→ **TASK TO CARRY OUT**:
Write the entries out exactly. Any images they hold stay out of the copy.
-------- EXERCISE DATA
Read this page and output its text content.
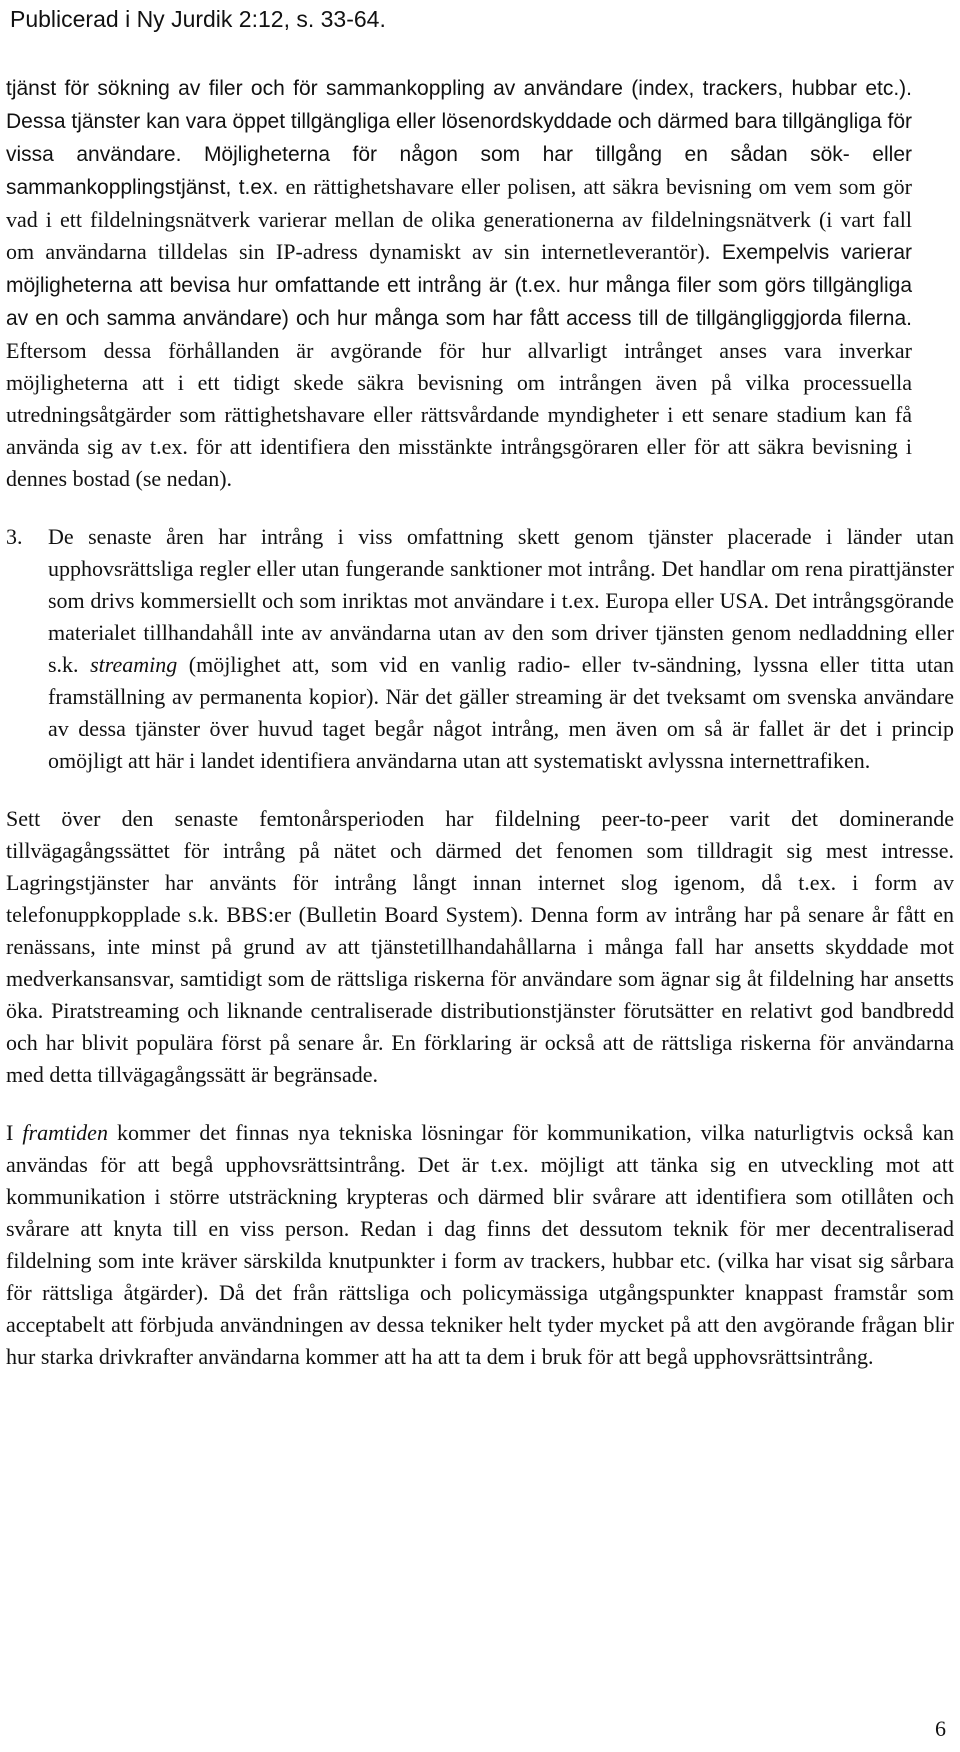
Publicerad i Ny Jurdik 2:12, s. 33-64.

tjänst för sökning av filer och för sammankoppling av användare (index, trackers, hubbar etc.). Dessa tjänster kan vara öppet tillgängliga eller lösenordskyddade och därmed bara tillgängliga för vissa användare. Möjligheterna för någon som har tillgång en sådan sök- eller sammankopplingstjänst, t.ex. en rättighetshavare eller polisen, att säkra bevisning om vem som gör vad i ett fildelningsnätverk varierar mellan de olika generationerna av fildelningsnätverk (i vart fall om användarna tilldelas sin IP-adress dynamiskt av sin internetleverantör). Exempelvis varierar möjligheterna att bevisa hur omfattande ett intrång är (t.ex. hur många filer som görs tillgängliga av en och samma användare) och hur många som har fått access till de tillgängliggjorda filerna. Eftersom dessa förhållanden är avgörande för hur allvarligt intrånget anses vara inverkar möjligheterna att i ett tidigt skede säkra bevisning om intrången även på vilka processuella utredningsåtgärder som rättighetshavare eller rättsvårdande myndigheter i ett senare stadium kan få använda sig av t.ex. för att identifiera den misstänkte intrångsgöraren eller för att säkra bevisning i dennes bostad (se nedan).

3. De senaste åren har intrång i viss omfattning skett genom tjänster placerade i länder utan upphovsrättsliga regler eller utan fungerande sanktioner mot intrång. Det handlar om rena pirattjänster som drivs kommersiellt och som inriktas mot användare i t.ex. Europa eller USA. Det intrångsgörande materialet tillhandahåll inte av användarna utan av den som driver tjänsten genom nedladdning eller s.k. streaming (möjlighet att, som vid en vanlig radio- eller tv-sändning, lyssna eller titta utan framställning av permanenta kopior). När det gäller streaming är det tveksamt om svenska användare av dessa tjänster över huvud taget begår något intrång, men även om så är fallet är det i princip omöjligt att här i landet identifiera användarna utan att systematiskt avlyssna internettrafiken.

Sett över den senaste femtonårsperioden har fildelning peer-to-peer varit det dominerande tillvägagångssättet för intrång på nätet och därmed det fenomen som tilldragit sig mest intresse. Lagringstjänster har använts för intrång långt innan internet slog igenom, då t.ex. i form av telefonuppkopplade s.k. BBS:er (Bulletin Board System). Denna form av intrång har på senare år fått en renässans, inte minst på grund av att tjänstetillhandahållarna i många fall har ansetts skyddade mot medverkansansvar, samtidigt som de rättsliga riskerna för användare som ägnar sig åt fildelning har ansetts öka. Piratstreaming och liknande centraliserade distributionstjänster förutsätter en relativt god bandbredd och har blivit populära först på senare år. En förklaring är också att de rättsliga riskerna för användarna med detta tillvägagångssätt är begränsade.

I framtiden kommer det finnas nya tekniska lösningar för kommunikation, vilka naturligtvis också kan användas för att begå upphovsrättsintrång. Det är t.ex. möjligt att tänka sig en utveckling mot att kommunikation i större utsträckning krypteras och därmed blir svårare att identifiera som otillåten och svårare att knyta till en viss person. Redan i dag finns det dessutom teknik för mer decentraliserad fildelning som inte kräver särskilda knutpunkter i form av trackers, hubbar etc. (vilka har visat sig sårbara för rättsliga åtgärder). Då det från rättsliga och policymässiga utgångspunkter knappast framstår som acceptabelt att förbjuda användningen av dessa tekniker helt tyder mycket på att den avgörande frågan blir hur starka drivkrafter användarna kommer att ha att ta dem i bruk för att begå upphovsrättsintrång.

6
----------------
→ **SOLUTION TO THE EXERCISE**:
Read this page and output its text content.
Publicerad i Ny Jurdik 2:12, s. 33-64.

tjänst för sökning av filer och för sammankoppling av användare (index, trackers, hubbar etc.). Dessa tjänster kan vara öppet tillgängliga eller lösenordskyddade och därmed bara tillgängliga för vissa användare. Möjligheterna för någon som har tillgång en sådan sök- eller sammankopplingstjänst, t.ex. en rättighetshavare eller polisen, att säkra bevisning om vem som gör vad i ett fildelningsnätverk varierar mellan de olika generationerna av fildelningsnätverk (i vart fall om användarna tilldelas sin IP-adress dynamiskt av sin internetleverantör). Exempelvis varierar möjligheterna att bevisa hur omfattande ett intrång är (t.ex. hur många filer som görs tillgängliga av en och samma användare) och hur många som har fått access till de tillgängliggjorda filerna. Eftersom dessa förhållanden är avgörande för hur allvarligt intrånget anses vara inverkar möjligheterna att i ett tidigt skede säkra bevisning om intrången även på vilka processuella utredningsåtgärder som rättighetshavare eller rättsvårdande myndigheter i ett senare stadium kan få använda sig av t.ex. för att identifiera den misstänkte intrångsgöraren eller för att säkra bevisning i dennes bostad (se nedan).

3. De senaste åren har intrång i viss omfattning skett genom tjänster placerade i länder utan upphovsrättsliga regler eller utan fungerande sanktioner mot intrång. Det handlar om rena pirattjänster som drivs kommersiellt och som inriktas mot användare i t.ex. Europa eller USA. Det intrångsgörande materialet tillhandahåll inte av användarna utan av den som driver tjänsten genom nedladdning eller s.k. streaming (möjlighet att, som vid en vanlig radio- eller tv-sändning, lyssna eller titta utan framställning av permanenta kopior). När det gäller streaming är det tveksamt om svenska användare av dessa tjänster över huvud taget begår något intrång, men även om så är fallet är det i princip omöjligt att här i landet identifiera användarna utan att systematiskt avlyssna internettrafiken.

Sett över den senaste femtonårsperioden har fildelning peer-to-peer varit det dominerande tillvägagångssättet för intrång på nätet och därmed det fenomen som tilldragit sig mest intresse. Lagringstjänster har använts för intrång långt innan internet slog igenom, då t.ex. i form av telefonuppkopplade s.k. BBS:er (Bulletin Board System). Denna form av intrång har på senare år fått en renässans, inte minst på grund av att tjänstetillhandahållarna i många fall har ansetts skyddade mot medverkansansvar, samtidigt som de rättsliga riskerna för användare som ägnar sig åt fildelning har ansetts öka. Piratstreaming och liknande centraliserade distributionstjänster förutsätter en relativt god bandbredd och har blivit populära först på senare år. En förklaring är också att de rättsliga riskerna för användarna med detta tillvägagångssätt är begränsade.

I framtiden kommer det finnas nya tekniska lösningar för kommunikation, vilka naturligtvis också kan användas för att begå upphovsrättsintrång. Det är t.ex. möjligt att tänka sig en utveckling mot att kommunikation i större utsträckning krypteras och därmed blir svårare att identifiera som otillåten och svårare att knyta till en viss person. Redan i dag finns det dessutom teknik för mer decentraliserad fildelning som inte kräver särskilda knutpunkter i form av trackers, hubbar etc. (vilka har visat sig sårbara för rättsliga åtgärder). Då det från rättsliga och policymässiga utgångspunkter knappast framstår som acceptabelt att förbjuda användningen av dessa tekniker helt tyder mycket på att den avgörande frågan blir hur starka drivkrafter användarna kommer att ha att ta dem i bruk för att begå upphovsrättsintrång.

6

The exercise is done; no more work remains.